— START OF Material to process —

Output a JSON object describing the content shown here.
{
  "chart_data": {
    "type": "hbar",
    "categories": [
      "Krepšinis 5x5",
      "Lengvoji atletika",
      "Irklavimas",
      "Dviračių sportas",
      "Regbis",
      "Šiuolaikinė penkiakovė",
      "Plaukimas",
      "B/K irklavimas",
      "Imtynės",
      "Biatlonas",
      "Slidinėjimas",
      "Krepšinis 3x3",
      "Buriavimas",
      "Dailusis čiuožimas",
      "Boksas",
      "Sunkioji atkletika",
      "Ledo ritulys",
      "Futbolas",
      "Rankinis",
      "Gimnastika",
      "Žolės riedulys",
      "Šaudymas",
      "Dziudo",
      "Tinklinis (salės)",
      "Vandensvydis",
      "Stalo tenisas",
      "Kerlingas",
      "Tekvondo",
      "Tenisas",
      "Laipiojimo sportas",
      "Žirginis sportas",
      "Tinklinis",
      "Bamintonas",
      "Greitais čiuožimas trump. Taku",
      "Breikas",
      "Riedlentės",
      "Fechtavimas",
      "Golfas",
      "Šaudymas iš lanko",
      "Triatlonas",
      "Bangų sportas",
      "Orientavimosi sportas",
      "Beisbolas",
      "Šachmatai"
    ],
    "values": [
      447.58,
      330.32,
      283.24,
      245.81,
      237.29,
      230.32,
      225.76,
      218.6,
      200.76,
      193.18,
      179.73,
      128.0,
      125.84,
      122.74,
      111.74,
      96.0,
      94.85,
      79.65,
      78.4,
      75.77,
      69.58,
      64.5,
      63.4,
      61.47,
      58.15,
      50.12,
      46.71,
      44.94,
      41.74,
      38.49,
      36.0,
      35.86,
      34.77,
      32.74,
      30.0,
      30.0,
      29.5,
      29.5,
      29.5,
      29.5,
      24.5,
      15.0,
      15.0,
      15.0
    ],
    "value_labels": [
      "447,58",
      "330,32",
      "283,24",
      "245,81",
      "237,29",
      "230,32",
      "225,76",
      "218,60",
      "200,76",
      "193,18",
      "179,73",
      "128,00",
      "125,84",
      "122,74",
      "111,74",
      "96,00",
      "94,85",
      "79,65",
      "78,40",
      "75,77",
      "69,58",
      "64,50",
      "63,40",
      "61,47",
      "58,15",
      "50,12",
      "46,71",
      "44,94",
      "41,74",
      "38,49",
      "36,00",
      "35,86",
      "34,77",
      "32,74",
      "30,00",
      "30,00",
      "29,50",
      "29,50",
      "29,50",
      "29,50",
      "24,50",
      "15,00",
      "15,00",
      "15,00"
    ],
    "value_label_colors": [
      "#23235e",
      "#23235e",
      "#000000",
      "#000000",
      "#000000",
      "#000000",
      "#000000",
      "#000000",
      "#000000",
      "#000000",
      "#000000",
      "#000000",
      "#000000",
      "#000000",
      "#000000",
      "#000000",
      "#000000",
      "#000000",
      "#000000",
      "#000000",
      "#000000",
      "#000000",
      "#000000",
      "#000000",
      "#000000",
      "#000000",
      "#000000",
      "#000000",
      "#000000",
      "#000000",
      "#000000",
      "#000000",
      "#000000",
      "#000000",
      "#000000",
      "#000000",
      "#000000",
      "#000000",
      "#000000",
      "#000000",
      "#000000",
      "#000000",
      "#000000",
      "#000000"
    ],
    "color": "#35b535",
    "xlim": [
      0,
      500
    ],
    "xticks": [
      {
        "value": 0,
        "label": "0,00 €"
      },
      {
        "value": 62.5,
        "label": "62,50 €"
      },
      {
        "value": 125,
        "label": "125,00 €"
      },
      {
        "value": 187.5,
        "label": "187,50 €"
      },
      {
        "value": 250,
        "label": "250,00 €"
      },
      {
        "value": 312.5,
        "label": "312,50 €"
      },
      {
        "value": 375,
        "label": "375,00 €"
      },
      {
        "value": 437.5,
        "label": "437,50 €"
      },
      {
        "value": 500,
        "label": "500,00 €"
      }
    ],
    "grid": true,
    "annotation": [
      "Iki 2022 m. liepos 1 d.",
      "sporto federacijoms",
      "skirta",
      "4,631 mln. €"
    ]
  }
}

— END OF Material to process —

**Task to carry out**
Please restate the data word for word, every record included.

**Output of the task**
Output a JSON object describing the content shown here.
{
  "chart_data": {
    "type": "hbar",
    "categories": [
      "Krepšinis 5x5",
      "Lengvoji atletika",
      "Irklavimas",
      "Dviračių sportas",
      "Regbis",
      "Šiuolaikinė penkiakovė",
      "Plaukimas",
      "B/K irklavimas",
      "Imtynės",
      "Biatlonas",
      "Slidinėjimas",
      "Krepšinis 3x3",
      "Buriavimas",
      "Dailusis čiuožimas",
      "Boksas",
      "Sunkioji atkletika",
      "Ledo ritulys",
      "Futbolas",
      "Rankinis",
      "Gimnastika",
      "Žolės riedulys",
      "Šaudymas",
      "Dziudo",
      "Tinklinis (salės)",
      "Vandensvydis",
      "Stalo tenisas",
      "Kerlingas",
      "Tekvondo",
      "Tenisas",
      "Laipiojimo sportas",
      "Žirginis sportas",
      "Tinklinis",
      "Bamintonas",
      "Greitais čiuožimas trump. Taku",
      "Breikas",
      "Riedlentės",
      "Fechtavimas",
      "Golfas",
      "Šaudymas iš lanko",
      "Triatlonas",
      "Bangų sportas",
      "Orientavimosi sportas",
      "Beisbolas",
      "Šachmatai"
    ],
    "values": [
      447.58,
      330.32,
      283.24,
      245.81,
      237.29,
      230.32,
      225.76,
      218.6,
      200.76,
      193.18,
      179.73,
      128.0,
      125.84,
      122.74,
      111.74,
      96.0,
      94.85,
      79.65,
      78.4,
      75.77,
      69.58,
      64.5,
      63.4,
      61.47,
      58.15,
      50.12,
      46.71,
      44.94,
      41.74,
      38.49,
      36.0,
      35.86,
      34.77,
      32.74,
      30.0,
      30.0,
      29.5,
      29.5,
      29.5,
      29.5,
      24.5,
      15.0,
      15.0,
      15.0
    ],
    "value_labels": [
      "447,58",
      "330,32",
      "283,24",
      "245,81",
      "237,29",
      "230,32",
      "225,76",
      "218,60",
      "200,76",
      "193,18",
      "179,73",
      "128,00",
      "125,84",
      "122,74",
      "111,74",
      "96,00",
      "94,85",
      "79,65",
      "78,40",
      "75,77",
      "69,58",
      "64,50",
      "63,40",
      "61,47",
      "58,15",
      "50,12",
      "46,71",
      "44,94",
      "41,74",
      "38,49",
      "36,00",
      "35,86",
      "34,77",
      "32,74",
      "30,00",
      "30,00",
      "29,50",
      "29,50",
      "29,50",
      "29,50",
      "24,50",
      "15,00",
      "15,00",
      "15,00"
    ],
    "value_label_colors": [
      "#23235e",
      "#23235e",
      "#000000",
      "#000000",
      "#000000",
      "#000000",
      "#000000",
      "#000000",
      "#000000",
      "#000000",
      "#000000",
      "#000000",
      "#000000",
      "#000000",
      "#000000",
      "#000000",
      "#000000",
      "#000000",
      "#000000",
      "#000000",
      "#000000",
      "#000000",
      "#000000",
      "#000000",
      "#000000",
      "#000000",
      "#000000",
      "#000000",
      "#000000",
      "#000000",
      "#000000",
      "#000000",
      "#000000",
      "#000000",
      "#000000",
      "#000000",
      "#000000",
      "#000000",
      "#000000",
      "#000000",
      "#000000",
      "#000000",
      "#000000",
      "#000000"
    ],
    "color": "#35b535",
    "xlim": [
      0,
      500
    ],
    "xticks": [
      {
        "value": 0,
        "label": "0,00 €"
      },
      {
        "value": 62.5,
        "label": "62,50 €"
      },
      {
        "value": 125,
        "label": "125,00 €"
      },
      {
        "value": 187.5,
        "label": "187,50 €"
      },
      {
        "value": 250,
        "label": "250,00 €"
      },
      {
        "value": 312.5,
        "label": "312,50 €"
      },
      {
        "value": 375,
        "label": "375,00 €"
      },
      {
        "value": 437.5,
        "label": "437,50 €"
      },
      {
        "value": 500,
        "label": "500,00 €"
      }
    ],
    "grid": true,
    "annotation": [
      "Iki 2022 m. liepos 1 d.",
      "sporto federacijoms",
      "skirta",
      "4,631 mln. €"
    ]
  }
}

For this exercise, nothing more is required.